→ **THE RECORDS**:
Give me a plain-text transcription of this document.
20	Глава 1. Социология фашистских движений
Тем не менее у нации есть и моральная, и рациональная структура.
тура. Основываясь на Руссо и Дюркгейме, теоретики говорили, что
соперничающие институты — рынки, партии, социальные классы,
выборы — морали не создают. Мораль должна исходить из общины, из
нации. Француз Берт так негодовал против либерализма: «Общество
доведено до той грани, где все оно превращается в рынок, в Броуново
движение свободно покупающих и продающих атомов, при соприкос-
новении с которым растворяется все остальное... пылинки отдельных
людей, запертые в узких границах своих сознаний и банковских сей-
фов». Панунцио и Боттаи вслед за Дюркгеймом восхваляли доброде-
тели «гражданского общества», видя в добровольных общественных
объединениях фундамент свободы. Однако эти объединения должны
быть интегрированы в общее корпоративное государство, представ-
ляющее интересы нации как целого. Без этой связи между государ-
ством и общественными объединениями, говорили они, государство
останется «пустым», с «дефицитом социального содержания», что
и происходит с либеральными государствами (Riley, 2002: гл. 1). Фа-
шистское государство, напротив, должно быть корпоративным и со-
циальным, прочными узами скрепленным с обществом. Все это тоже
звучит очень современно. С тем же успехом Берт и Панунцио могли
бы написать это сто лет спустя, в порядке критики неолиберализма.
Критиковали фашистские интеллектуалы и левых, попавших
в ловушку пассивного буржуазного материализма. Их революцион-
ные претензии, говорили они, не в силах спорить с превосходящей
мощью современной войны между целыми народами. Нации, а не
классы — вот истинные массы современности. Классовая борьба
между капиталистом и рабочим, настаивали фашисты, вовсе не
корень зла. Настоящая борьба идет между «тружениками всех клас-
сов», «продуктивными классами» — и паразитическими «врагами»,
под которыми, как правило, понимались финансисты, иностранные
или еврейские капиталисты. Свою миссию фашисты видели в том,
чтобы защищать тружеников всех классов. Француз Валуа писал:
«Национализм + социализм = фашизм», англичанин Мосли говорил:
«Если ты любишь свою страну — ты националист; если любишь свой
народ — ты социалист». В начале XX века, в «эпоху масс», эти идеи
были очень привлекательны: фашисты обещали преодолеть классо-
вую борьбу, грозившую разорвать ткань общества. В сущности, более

→ **WORK REQUIRED**:
Above are some records; extract every one of them exactly.

→ **TASK RESPONSE**:
Give me a plain-text transcription of this document.
20	Глава 1. Социология фашистских движений
Тем не менее у нации есть и моральная, и рациональная структура.
тура. Основываясь на Руссо и Дюркгейме, теоретики говорили, что
соперничающие институты — рынки, партии, социальные классы,
выборы — морали не создают. Мораль должна исходить из общины, из
нации. Француз Берт так негодовал против либерализма: «Общество
доведено до той грани, где все оно превращается в рынок, в Броуново
движение свободно покупающих и продающих атомов, при соприкос-
новении с которым растворяется все остальное... пылинки отдельных
людей, запертые в узких границах своих сознаний и банковских сей-
фов». Панунцио и Боттаи вслед за Дюркгеймом восхваляли доброде-
тели «гражданского общества», видя в добровольных общественных
объединениях фундамент свободы. Однако эти объединения должны
быть интегрированы в общее корпоративное государство, представ-
ляющее интересы нации как целого. Без этой связи между государ-
ством и общественными объединениями, говорили они, государство
останется «пустым», с «дефицитом социального содержания», что
и происходит с либеральными государствами (Riley, 2002: гл. 1). Фа-
шистское государство, напротив, должно быть корпоративным и со-
циальным, прочными узами скрепленным с обществом. Все это тоже
звучит очень современно. С тем же успехом Берт и Панунцио могли
бы написать это сто лет спустя, в порядке критики неолиберализма.
Критиковали фашистские интеллектуалы и левых, попавших
в ловушку пассивного буржуазного материализма. Их революцион-
ные претензии, говорили они, не в силах спорить с превосходящей
мощью современной войны между целыми народами. Нации, а не
классы — вот истинные массы современности. Классовая борьба
между капиталистом и рабочим, настаивали фашисты, вовсе не
корень зла. Настоящая борьба идет между «тружениками всех клас-
сов», «продуктивными классами» — и паразитическими «врагами»,
под которыми, как правило, понимались финансисты, иностранные
или еврейские капиталисты. Свою миссию фашисты видели в том,
чтобы защищать тружеников всех классов. Француз Валуа писал:
«Национализм + социализм = фашизм», англичанин Мосли говорил:
«Если ты любишь свою страну — ты националист; если любишь свой
народ — ты социалист». В начале XX века, в «эпоху масс», эти идеи
были очень привлекательны: фашисты обещали преодолеть классо-
вую борьбу, грозившую разорвать ткань общества. В сущности, более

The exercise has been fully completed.